• [WHAT THE EXERCISE ASKS]:
Print verbatim every line starting at the one that contains "What does this" and ending at the final line of the records; include both endpoints.

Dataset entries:
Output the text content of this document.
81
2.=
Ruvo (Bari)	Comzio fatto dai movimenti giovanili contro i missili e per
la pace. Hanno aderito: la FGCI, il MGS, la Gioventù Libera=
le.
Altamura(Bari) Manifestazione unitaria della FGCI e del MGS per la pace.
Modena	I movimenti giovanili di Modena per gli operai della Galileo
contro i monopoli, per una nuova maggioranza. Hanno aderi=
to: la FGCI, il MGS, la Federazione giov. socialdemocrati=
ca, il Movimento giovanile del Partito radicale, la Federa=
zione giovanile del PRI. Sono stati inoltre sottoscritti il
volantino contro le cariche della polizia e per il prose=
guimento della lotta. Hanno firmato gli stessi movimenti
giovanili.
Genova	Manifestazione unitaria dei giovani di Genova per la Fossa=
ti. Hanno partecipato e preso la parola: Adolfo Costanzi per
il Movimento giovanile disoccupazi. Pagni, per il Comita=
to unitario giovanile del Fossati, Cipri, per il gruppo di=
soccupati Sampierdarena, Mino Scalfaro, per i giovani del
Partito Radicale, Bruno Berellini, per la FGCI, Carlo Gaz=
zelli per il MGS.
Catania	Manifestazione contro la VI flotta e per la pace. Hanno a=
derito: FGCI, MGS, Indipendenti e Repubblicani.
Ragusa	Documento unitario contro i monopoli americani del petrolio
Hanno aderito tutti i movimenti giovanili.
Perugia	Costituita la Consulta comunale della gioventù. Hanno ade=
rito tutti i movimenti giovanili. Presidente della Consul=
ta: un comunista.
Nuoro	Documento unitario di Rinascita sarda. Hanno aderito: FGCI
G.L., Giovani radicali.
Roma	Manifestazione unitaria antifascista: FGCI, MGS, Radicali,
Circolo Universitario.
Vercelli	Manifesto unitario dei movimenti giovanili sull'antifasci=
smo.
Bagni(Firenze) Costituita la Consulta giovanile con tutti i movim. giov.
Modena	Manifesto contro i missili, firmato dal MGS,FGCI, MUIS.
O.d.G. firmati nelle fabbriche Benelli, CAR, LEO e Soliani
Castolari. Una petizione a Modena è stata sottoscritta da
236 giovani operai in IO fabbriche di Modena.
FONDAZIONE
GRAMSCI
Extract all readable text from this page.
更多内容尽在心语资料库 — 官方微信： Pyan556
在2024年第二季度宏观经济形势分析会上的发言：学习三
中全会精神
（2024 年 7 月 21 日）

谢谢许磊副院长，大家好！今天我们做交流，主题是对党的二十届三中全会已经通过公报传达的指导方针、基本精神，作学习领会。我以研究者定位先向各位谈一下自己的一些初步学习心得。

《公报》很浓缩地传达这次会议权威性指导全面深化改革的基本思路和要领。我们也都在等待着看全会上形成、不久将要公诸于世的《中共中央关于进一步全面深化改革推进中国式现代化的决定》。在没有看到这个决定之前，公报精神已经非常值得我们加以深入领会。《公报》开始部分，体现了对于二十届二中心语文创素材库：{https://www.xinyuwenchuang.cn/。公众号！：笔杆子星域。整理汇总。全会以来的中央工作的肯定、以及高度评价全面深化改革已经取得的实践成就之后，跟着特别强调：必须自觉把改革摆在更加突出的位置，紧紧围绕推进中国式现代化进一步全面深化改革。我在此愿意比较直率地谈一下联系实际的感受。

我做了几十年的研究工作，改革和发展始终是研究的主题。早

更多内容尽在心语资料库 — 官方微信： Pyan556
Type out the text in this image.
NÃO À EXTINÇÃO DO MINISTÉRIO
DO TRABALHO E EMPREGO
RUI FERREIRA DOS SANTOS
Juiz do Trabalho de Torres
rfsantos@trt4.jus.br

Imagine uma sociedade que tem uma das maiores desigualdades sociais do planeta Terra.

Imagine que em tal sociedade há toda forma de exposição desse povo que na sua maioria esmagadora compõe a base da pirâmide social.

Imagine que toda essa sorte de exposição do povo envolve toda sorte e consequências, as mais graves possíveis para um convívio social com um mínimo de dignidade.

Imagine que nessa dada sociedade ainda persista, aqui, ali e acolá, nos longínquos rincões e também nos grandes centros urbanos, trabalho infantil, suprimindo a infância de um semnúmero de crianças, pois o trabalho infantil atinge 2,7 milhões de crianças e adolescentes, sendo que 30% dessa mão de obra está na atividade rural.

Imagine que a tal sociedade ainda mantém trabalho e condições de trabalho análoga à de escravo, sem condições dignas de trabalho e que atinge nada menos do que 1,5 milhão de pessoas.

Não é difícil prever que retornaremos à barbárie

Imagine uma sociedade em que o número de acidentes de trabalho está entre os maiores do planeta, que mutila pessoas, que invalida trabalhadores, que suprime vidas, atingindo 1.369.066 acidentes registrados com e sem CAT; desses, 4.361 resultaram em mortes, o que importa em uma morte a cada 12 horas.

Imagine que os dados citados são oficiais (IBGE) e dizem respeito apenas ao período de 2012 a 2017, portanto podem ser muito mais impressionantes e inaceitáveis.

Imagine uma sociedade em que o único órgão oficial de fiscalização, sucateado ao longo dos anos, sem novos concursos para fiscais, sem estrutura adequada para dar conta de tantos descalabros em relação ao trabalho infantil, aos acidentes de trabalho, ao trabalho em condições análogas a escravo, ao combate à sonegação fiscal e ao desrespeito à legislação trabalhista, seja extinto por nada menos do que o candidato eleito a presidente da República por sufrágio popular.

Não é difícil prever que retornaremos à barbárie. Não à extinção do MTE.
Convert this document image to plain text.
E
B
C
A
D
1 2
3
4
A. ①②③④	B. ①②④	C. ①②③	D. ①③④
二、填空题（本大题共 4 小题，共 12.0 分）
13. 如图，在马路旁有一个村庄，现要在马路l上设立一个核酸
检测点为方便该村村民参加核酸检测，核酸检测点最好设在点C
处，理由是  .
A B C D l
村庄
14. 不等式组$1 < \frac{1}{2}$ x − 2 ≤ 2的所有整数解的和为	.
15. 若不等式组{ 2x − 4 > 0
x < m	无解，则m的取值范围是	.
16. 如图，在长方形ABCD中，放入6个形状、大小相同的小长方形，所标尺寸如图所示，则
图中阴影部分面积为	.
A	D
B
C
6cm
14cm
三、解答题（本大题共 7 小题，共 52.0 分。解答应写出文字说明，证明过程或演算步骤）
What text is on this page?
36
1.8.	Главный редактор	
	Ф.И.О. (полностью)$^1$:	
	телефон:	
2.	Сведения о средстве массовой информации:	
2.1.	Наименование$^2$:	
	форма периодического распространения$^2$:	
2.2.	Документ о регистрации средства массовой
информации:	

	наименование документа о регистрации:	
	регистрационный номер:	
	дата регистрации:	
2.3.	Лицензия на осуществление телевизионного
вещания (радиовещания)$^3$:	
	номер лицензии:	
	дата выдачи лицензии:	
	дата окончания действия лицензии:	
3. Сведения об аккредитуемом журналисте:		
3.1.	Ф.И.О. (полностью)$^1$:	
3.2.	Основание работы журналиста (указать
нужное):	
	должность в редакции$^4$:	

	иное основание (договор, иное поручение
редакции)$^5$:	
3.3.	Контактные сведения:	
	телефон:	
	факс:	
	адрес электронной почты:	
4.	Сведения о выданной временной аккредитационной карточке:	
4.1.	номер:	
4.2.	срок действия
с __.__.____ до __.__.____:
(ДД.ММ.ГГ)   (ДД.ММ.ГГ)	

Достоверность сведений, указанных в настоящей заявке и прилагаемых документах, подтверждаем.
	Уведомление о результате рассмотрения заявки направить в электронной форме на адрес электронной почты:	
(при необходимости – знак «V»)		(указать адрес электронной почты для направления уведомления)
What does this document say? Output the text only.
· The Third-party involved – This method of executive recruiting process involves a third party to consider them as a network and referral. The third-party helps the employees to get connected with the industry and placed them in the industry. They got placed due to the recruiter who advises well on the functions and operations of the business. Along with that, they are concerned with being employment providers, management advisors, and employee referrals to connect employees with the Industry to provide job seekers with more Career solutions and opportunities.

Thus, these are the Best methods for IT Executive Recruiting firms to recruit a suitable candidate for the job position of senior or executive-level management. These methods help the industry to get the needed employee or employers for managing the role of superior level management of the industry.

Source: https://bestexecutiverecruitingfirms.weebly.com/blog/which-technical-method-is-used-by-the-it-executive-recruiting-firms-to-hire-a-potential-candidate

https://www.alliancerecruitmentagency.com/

• [FULL SOLUTION]:
What does this document say? Output the text only.
· The Third-party involved – This method of executive recruiting process involves a third party to consider them as a network and referral. The third-party helps the employees to get connected with the industry and placed them in the industry. They got placed due to the recruiter who advises well on the functions and operations of the business. Along with that, they are concerned with being employment providers, management advisors, and employee referrals to connect employees with the Industry to provide job seekers with more Career solutions and opportunities.

Thus, these are the Best methods for IT Executive Recruiting firms to recruit a suitable candidate for the job position of senior or executive-level management. These methods help the industry to get the needed employee or employers for managing the role of superior level management of the industry.

Source: https://bestexecutiverecruitingfirms.weebly.com/blog/which-technical-method-is-used-by-the-it-executive-recruiting-firms-to-hire-a-potential-candidate

https://www.alliancerecruitmentagency.com/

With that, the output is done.